Data supplied ::

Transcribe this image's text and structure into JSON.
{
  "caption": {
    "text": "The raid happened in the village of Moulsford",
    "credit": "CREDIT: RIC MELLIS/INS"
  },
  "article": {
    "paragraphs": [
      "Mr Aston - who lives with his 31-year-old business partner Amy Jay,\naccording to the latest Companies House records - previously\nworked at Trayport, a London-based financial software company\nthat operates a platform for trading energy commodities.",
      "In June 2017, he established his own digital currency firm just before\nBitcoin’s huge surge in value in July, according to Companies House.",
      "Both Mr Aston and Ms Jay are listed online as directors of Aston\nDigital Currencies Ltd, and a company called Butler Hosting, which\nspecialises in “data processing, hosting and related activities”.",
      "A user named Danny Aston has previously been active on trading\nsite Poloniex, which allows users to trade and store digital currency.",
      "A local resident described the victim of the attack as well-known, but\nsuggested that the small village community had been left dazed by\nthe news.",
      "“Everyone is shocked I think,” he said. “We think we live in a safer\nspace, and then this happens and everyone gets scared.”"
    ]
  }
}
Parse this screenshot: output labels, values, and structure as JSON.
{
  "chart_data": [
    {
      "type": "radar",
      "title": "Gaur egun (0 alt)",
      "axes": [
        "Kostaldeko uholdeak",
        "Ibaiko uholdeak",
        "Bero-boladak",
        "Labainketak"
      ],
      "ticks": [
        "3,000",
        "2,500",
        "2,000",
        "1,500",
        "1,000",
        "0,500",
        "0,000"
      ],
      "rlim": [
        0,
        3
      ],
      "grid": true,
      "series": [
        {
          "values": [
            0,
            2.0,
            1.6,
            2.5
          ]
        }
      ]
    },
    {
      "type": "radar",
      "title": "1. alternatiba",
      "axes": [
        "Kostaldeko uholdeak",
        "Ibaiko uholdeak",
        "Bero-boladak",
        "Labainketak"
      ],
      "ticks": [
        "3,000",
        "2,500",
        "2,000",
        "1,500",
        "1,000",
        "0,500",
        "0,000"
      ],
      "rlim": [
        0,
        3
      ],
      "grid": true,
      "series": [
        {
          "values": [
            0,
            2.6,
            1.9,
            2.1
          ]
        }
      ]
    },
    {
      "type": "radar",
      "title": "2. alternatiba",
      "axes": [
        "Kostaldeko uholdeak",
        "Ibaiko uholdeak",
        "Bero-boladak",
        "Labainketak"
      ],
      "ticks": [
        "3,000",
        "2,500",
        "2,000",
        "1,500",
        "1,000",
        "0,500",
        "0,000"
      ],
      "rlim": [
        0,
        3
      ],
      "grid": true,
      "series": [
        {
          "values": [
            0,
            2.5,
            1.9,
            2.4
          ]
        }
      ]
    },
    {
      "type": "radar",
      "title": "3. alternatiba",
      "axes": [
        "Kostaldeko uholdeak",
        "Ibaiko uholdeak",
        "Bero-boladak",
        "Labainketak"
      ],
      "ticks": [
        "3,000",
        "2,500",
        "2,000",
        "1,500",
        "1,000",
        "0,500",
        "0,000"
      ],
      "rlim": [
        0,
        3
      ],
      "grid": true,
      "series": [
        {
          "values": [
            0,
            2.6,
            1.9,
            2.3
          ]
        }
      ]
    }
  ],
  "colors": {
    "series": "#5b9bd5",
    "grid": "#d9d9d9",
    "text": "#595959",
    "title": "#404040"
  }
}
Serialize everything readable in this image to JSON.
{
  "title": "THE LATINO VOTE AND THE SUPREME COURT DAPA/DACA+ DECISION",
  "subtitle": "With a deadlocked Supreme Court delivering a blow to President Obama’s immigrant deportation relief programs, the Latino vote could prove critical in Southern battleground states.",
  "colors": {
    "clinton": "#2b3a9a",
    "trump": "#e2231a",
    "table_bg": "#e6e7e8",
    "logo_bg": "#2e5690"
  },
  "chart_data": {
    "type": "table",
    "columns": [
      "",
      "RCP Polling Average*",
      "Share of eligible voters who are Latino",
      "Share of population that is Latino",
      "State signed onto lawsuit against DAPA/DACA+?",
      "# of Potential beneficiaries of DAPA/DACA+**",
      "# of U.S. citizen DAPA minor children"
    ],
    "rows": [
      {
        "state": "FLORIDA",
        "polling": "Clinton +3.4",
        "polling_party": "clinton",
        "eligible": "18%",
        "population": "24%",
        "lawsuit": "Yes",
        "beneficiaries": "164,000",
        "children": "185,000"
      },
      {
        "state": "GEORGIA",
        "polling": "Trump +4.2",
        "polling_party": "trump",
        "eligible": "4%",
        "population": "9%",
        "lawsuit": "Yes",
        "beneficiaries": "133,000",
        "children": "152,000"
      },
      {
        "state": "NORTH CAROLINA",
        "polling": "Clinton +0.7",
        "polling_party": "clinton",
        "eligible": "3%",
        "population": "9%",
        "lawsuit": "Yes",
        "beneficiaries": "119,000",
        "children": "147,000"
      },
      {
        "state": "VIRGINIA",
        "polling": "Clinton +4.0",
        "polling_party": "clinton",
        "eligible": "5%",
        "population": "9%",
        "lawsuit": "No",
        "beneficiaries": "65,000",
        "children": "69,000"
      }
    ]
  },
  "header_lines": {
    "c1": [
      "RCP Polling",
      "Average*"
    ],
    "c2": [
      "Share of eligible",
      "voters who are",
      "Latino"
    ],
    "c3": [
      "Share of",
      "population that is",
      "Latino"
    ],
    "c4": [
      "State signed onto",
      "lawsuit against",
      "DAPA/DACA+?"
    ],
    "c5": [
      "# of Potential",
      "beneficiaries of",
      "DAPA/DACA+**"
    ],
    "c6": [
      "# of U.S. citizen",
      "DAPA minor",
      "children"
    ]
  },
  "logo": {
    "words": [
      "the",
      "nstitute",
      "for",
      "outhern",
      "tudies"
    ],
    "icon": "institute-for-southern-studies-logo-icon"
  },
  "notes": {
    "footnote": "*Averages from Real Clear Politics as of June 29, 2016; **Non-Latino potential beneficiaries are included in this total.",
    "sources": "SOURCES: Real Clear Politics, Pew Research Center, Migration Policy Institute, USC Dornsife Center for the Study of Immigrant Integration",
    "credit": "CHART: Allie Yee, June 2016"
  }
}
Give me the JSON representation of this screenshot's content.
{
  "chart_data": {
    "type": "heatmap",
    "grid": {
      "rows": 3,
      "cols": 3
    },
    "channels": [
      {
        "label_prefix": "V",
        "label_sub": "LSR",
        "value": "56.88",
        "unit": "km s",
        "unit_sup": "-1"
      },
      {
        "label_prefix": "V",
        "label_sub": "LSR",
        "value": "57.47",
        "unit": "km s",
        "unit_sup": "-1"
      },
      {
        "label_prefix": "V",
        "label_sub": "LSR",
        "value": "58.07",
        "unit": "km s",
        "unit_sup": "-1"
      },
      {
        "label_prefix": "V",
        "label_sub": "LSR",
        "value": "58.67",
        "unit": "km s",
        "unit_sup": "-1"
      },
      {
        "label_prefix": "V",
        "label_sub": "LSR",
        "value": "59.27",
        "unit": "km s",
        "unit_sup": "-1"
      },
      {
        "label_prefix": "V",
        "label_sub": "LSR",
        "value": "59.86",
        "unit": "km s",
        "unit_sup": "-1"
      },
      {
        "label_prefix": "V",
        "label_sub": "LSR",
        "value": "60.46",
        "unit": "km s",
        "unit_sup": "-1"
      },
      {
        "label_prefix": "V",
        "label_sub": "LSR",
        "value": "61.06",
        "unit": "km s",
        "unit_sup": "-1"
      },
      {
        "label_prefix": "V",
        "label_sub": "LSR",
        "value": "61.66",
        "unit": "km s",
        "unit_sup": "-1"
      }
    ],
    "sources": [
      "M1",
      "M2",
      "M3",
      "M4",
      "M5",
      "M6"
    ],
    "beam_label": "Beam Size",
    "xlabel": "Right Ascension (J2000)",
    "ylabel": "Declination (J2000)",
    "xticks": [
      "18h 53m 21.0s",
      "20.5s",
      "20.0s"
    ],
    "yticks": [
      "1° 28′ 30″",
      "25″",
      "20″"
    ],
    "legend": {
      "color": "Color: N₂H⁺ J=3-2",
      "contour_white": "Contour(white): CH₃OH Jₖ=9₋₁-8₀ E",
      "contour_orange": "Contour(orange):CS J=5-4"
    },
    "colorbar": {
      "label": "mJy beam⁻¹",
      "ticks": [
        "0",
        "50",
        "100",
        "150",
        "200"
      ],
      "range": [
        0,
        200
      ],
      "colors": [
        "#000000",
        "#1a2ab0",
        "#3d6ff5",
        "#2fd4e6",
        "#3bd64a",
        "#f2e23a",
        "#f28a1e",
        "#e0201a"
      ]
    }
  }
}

Written problem ::
Filter the records above for lines containing the word "structure", and copy those lines.

Solution to this problem ::
Transcribe this image's text and structure into JSON.
Parse this screenshot: output labels, values, and structure as JSON.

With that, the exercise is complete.